● **Exercise**: Please write out the complete listing that follows, exactly as it reads.

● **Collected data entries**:
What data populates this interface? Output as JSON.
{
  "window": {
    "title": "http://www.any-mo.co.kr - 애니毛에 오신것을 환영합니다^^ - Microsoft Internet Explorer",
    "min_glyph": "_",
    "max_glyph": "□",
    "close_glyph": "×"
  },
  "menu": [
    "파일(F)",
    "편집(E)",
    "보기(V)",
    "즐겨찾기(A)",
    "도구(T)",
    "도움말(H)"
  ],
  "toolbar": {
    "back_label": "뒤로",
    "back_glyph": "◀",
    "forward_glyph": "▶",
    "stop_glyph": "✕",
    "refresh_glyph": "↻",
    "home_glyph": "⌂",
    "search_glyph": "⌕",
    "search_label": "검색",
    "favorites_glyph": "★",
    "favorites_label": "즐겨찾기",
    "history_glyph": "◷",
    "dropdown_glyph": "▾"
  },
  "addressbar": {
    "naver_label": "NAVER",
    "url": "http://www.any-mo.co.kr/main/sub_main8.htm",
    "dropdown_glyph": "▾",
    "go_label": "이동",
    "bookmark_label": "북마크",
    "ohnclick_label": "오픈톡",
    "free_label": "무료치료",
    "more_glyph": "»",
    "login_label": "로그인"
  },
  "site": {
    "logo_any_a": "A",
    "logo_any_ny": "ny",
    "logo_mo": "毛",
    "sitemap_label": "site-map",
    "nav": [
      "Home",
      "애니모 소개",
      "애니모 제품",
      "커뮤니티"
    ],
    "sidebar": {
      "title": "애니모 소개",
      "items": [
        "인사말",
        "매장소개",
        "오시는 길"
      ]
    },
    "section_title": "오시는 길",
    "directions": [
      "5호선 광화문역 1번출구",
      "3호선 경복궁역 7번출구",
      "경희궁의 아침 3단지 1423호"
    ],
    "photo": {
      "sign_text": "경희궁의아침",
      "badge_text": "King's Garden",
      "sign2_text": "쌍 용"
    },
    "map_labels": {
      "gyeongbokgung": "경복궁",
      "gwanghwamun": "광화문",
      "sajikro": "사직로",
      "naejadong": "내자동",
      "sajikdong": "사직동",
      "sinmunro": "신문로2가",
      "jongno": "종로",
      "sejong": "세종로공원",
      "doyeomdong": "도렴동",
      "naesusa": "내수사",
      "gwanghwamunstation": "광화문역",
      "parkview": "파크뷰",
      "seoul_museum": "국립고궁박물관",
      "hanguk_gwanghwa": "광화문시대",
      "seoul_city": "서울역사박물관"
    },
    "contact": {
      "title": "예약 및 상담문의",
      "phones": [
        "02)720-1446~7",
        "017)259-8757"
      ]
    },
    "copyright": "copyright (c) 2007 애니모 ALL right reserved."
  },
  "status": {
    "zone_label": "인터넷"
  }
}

● **Completed task**:
What data populates this interface? Output as JSON.
{
  "window": {
    "title": "http://www.any-mo.co.kr - 애니毛에 오신것을 환영합니다^^ - Microsoft Internet Explorer",
    "min_glyph": "_",
    "max_glyph": "□",
    "close_glyph": "×"
  },
  "menu": [
    "파일(F)",
    "편집(E)",
    "보기(V)",
    "즐겨찾기(A)",
    "도구(T)",
    "도움말(H)"
  ],
  "toolbar": {
    "back_label": "뒤로",
    "back_glyph": "◀",
    "forward_glyph": "▶",
    "stop_glyph": "✕",
    "refresh_glyph": "↻",
    "home_glyph": "⌂",
    "search_glyph": "⌕",
    "search_label": "검색",
    "favorites_glyph": "★",
    "favorites_label": "즐겨찾기",
    "history_glyph": "◷",
    "dropdown_glyph": "▾"
  },
  "addressbar": {
    "naver_label": "NAVER",
    "url": "http://www.any-mo.co.kr/main/sub_main8.htm",
    "dropdown_glyph": "▾",
    "go_label": "이동",
    "bookmark_label": "북마크",
    "ohnclick_label": "오픈톡",
    "free_label": "무료치료",
    "more_glyph": "»",
    "login_label": "로그인"
  },
  "site": {
    "logo_any_a": "A",
    "logo_any_ny": "ny",
    "logo_mo": "毛",
    "sitemap_label": "site-map",
    "nav": [
      "Home",
      "애니모 소개",
      "애니모 제품",
      "커뮤니티"
    ],
    "sidebar": {
      "title": "애니모 소개",
      "items": [
        "인사말",
        "매장소개",
        "오시는 길"
      ]
    },
    "section_title": "오시는 길",
    "directions": [
      "5호선 광화문역 1번출구",
      "3호선 경복궁역 7번출구",
      "경희궁의 아침 3단지 1423호"
    ],
    "photo": {
      "sign_text": "경희궁의아침",
      "badge_text": "King's Garden",
      "sign2_text": "쌍 용"
    },
    "map_labels": {
      "gyeongbokgung": "경복궁",
      "gwanghwamun": "광화문",
      "sajikro": "사직로",
      "naejadong": "내자동",
      "sajikdong": "사직동",
      "sinmunro": "신문로2가",
      "jongno": "종로",
      "sejong": "세종로공원",
      "doyeomdong": "도렴동",
      "naesusa": "내수사",
      "gwanghwamunstation": "광화문역",
      "parkview": "파크뷰",
      "seoul_museum": "국립고궁박물관",
      "hanguk_gwanghwa": "광화문시대",
      "seoul_city": "서울역사박물관"
    },
    "contact": {
      "title": "예약 및 상담문의",
      "phones": [
        "02)720-1446~7",
        "017)259-8757"
      ]
    },
    "copyright": "copyright (c) 2007 애니모 ALL right reserved."
  },
  "status": {
    "zone_label": "인터넷"
  }
}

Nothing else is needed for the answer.